* [Exercise task]
State how many lines of the entries hold the string "icon", and nothing more.

* [Stored data]
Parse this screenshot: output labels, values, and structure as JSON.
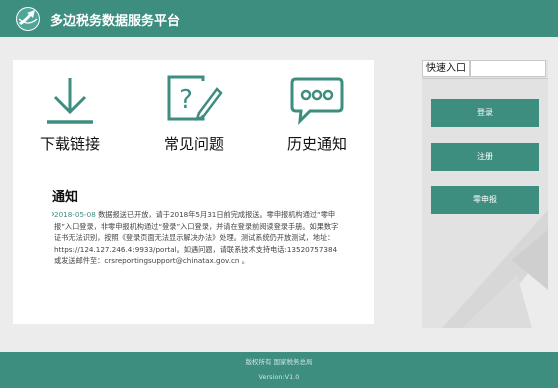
{
  "header": {
    "title": "多边税务数据服务平台",
    "logo_icon": "globe-arrow-logo-icon",
    "background": "#3e8e80"
  },
  "main": {
    "links": [
      {
        "label": "下载链接",
        "icon": "download-icon"
      },
      {
        "label": "常见问题",
        "icon": "faq-question-icon"
      },
      {
        "label": "历史通知",
        "icon": "chat-bubble-icon"
      }
    ],
    "notice": {
      "title": "通知",
      "date": "2018-05-08",
      "text": "数据报送已开放，请于2018年5月31日前完成报送。零申报机构通过“零申报”入口登录，非零申报机构通过“登录”入口登录，并请在登录前阅读登录手册。如果数字证书无法识别，按照《登录页面无法显示解决办法》处理。测试系统仍开放测试，地址：https://124.127.246.4:9933/portal。如遇问题，请联系技术支持电话:13520757384 或发送邮件至：crsreportingsupport@chinatax.gov.cn 。"
    }
  },
  "sidebar": {
    "tab_label": "快速入口",
    "search_value": "",
    "buttons": {
      "login": "登录",
      "register": "注册",
      "zero_report": "零申报"
    }
  },
  "footer": {
    "copyright": "版权所有 国家税务总局",
    "version": "Version:V1.0"
  },
  "colors": {
    "accent": "#3e8e80",
    "page_bg": "#ececec",
    "panel_bg": "#ffffff"
  }
}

* [Exercise result]
4